*Exercise prompt*
Reproduce each record below exactly as written.
+++++
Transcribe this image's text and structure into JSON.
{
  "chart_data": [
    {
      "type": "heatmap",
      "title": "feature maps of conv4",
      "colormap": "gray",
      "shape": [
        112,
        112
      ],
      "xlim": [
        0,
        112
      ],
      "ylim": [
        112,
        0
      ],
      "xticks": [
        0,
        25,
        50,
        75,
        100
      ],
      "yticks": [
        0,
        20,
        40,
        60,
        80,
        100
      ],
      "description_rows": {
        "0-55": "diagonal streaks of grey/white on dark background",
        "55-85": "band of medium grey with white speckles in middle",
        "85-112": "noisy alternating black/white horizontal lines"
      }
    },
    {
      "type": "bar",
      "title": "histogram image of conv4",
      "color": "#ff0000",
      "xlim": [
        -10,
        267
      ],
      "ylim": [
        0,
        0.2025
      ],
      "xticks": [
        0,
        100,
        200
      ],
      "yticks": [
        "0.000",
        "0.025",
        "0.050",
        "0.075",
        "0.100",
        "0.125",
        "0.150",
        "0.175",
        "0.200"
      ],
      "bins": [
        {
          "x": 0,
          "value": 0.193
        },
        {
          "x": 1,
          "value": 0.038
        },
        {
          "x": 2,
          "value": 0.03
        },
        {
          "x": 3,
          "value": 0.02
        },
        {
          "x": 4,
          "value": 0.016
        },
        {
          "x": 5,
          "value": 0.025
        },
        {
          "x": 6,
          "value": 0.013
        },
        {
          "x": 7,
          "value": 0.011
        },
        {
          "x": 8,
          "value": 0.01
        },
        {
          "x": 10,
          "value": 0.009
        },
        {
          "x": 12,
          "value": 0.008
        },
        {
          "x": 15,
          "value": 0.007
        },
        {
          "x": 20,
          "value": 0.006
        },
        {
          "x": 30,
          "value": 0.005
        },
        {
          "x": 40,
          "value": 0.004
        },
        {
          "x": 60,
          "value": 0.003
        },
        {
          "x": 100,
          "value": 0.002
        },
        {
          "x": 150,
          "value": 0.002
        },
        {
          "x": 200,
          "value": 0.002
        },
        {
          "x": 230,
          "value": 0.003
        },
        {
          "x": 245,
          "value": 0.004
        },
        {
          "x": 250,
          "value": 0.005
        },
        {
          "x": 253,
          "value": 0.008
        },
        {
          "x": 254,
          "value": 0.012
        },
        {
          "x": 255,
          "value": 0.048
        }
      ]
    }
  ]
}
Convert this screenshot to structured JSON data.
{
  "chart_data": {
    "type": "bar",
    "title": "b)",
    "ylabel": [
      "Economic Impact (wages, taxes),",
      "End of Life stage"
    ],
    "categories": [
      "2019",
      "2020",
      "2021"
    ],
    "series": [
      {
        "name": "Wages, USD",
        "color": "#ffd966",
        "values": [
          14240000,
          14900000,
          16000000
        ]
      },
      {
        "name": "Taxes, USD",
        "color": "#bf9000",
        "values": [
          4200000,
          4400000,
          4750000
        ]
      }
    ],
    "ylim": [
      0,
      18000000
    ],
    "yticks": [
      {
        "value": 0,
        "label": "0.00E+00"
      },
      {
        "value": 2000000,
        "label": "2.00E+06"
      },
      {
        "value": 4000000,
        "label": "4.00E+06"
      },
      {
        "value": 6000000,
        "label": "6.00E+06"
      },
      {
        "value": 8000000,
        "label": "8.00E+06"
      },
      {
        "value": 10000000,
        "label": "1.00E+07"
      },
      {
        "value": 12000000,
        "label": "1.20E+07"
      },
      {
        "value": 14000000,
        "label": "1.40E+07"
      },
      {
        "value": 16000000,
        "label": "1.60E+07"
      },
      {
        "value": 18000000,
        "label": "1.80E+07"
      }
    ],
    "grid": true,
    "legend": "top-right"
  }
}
+++++
*Correct response*
Transcribe this image's text and structure into JSON.
{
  "chart_data": [
    {
      "type": "heatmap",
      "title": "feature maps of conv4",
      "colormap": "gray",
      "shape": [
        112,
        112
      ],
      "xlim": [
        0,
        112
      ],
      "ylim": [
        112,
        0
      ],
      "xticks": [
        0,
        25,
        50,
        75,
        100
      ],
      "yticks": [
        0,
        20,
        40,
        60,
        80,
        100
      ],
      "description_rows": {
        "0-55": "diagonal streaks of grey/white on dark background",
        "55-85": "band of medium grey with white speckles in middle",
        "85-112": "noisy alternating black/white horizontal lines"
      }
    },
    {
      "type": "bar",
      "title": "histogram image of conv4",
      "color": "#ff0000",
      "xlim": [
        -10,
        267
      ],
      "ylim": [
        0,
        0.2025
      ],
      "xticks": [
        0,
        100,
        200
      ],
      "yticks": [
        "0.000",
        "0.025",
        "0.050",
        "0.075",
        "0.100",
        "0.125",
        "0.150",
        "0.175",
        "0.200"
      ],
      "bins": [
        {
          "x": 0,
          "value": 0.193
        },
        {
          "x": 1,
          "value": 0.038
        },
        {
          "x": 2,
          "value": 0.03
        },
        {
          "x": 3,
          "value": 0.02
        },
        {
          "x": 4,
          "value": 0.016
        },
        {
          "x": 5,
          "value": 0.025
        },
        {
          "x": 6,
          "value": 0.013
        },
        {
          "x": 7,
          "value": 0.011
        },
        {
          "x": 8,
          "value": 0.01
        },
        {
          "x": 10,
          "value": 0.009
        },
        {
          "x": 12,
          "value": 0.008
        },
        {
          "x": 15,
          "value": 0.007
        },
        {
          "x": 20,
          "value": 0.006
        },
        {
          "x": 30,
          "value": 0.005
        },
        {
          "x": 40,
          "value": 0.004
        },
        {
          "x": 60,
          "value": 0.003
        },
        {
          "x": 100,
          "value": 0.002
        },
        {
          "x": 150,
          "value": 0.002
        },
        {
          "x": 200,
          "value": 0.002
        },
        {
          "x": 230,
          "value": 0.003
        },
        {
          "x": 245,
          "value": 0.004
        },
        {
          "x": 250,
          "value": 0.005
        },
        {
          "x": 253,
          "value": 0.008
        },
        {
          "x": 254,
          "value": 0.012
        },
        {
          "x": 255,
          "value": 0.048
        }
      ]
    }
  ]
}
Convert this screenshot to structured JSON data.
{
  "chart_data": {
    "type": "bar",
    "title": "b)",
    "ylabel": [
      "Economic Impact (wages, taxes),",
      "End of Life stage"
    ],
    "categories": [
      "2019",
      "2020",
      "2021"
    ],
    "series": [
      {
        "name": "Wages, USD",
        "color": "#ffd966",
        "values": [
          14240000,
          14900000,
          16000000
        ]
      },
      {
        "name": "Taxes, USD",
        "color": "#bf9000",
        "values": [
          4200000,
          4400000,
          4750000
        ]
      }
    ],
    "ylim": [
      0,
      18000000
    ],
    "yticks": [
      {
        "value": 0,
        "label": "0.00E+00"
      },
      {
        "value": 2000000,
        "label": "2.00E+06"
      },
      {
        "value": 4000000,
        "label": "4.00E+06"
      },
      {
        "value": 6000000,
        "label": "6.00E+06"
      },
      {
        "value": 8000000,
        "label": "8.00E+06"
      },
      {
        "value": 10000000,
        "label": "1.00E+07"
      },
      {
        "value": 12000000,
        "label": "1.20E+07"
      },
      {
        "value": 14000000,
        "label": "1.40E+07"
      },
      {
        "value": 16000000,
        "label": "1.60E+07"
      },
      {
        "value": 18000000,
        "label": "1.80E+07"
      }
    ],
    "grid": true,
    "legend": "top-right"
  }
}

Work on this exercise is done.